- **TO BE DONE**
Locate the lines of the listing below that hold "太上慈悲道場消災九幽懺", then copy each of them.

━━ THE DATA ━━

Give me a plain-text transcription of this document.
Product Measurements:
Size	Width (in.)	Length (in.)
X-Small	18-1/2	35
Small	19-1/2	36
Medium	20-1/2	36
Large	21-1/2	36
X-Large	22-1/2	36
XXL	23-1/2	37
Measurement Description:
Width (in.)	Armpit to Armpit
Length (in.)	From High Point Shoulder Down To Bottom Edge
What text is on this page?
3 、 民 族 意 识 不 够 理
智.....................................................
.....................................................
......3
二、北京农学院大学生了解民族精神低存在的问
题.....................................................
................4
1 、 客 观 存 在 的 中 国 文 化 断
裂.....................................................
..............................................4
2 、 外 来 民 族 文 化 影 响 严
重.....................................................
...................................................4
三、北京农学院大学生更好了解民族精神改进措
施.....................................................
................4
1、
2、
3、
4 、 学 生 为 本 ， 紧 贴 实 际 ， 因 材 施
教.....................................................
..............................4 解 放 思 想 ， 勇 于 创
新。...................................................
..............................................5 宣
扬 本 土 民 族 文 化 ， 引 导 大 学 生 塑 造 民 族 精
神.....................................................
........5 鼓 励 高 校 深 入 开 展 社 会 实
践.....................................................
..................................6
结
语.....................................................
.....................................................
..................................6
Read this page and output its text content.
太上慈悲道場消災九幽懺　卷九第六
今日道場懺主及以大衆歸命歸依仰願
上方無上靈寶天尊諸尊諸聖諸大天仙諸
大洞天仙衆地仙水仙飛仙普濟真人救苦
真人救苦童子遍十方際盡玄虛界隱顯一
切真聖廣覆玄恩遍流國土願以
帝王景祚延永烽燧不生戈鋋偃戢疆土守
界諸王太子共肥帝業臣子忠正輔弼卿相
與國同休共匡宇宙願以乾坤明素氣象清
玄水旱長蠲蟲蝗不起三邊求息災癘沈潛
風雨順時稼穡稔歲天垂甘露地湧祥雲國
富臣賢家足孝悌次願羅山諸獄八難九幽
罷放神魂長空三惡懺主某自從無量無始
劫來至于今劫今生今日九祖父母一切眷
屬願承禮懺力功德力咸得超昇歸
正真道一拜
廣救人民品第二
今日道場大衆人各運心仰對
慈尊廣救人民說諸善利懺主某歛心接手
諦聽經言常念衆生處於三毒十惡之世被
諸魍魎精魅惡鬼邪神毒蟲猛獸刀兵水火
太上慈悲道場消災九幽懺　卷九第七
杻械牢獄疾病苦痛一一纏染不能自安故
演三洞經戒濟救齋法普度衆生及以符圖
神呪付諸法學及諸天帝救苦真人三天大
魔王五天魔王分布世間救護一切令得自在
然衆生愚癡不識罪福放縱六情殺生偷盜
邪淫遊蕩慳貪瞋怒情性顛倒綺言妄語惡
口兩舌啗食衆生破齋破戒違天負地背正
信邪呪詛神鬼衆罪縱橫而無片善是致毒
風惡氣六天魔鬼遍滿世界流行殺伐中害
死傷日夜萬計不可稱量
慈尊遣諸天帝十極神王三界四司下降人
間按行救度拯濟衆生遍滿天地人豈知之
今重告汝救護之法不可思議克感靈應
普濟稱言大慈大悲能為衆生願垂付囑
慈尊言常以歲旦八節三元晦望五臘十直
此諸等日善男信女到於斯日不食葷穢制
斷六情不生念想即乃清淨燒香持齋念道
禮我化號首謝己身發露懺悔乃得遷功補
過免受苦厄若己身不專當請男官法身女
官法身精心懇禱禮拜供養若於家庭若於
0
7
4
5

━━━

- **ANSWER TO THIS PROBLEM**
太上慈悲道場消災九幽懺　卷九第六
太上慈悲道場消災九幽懺　卷九第七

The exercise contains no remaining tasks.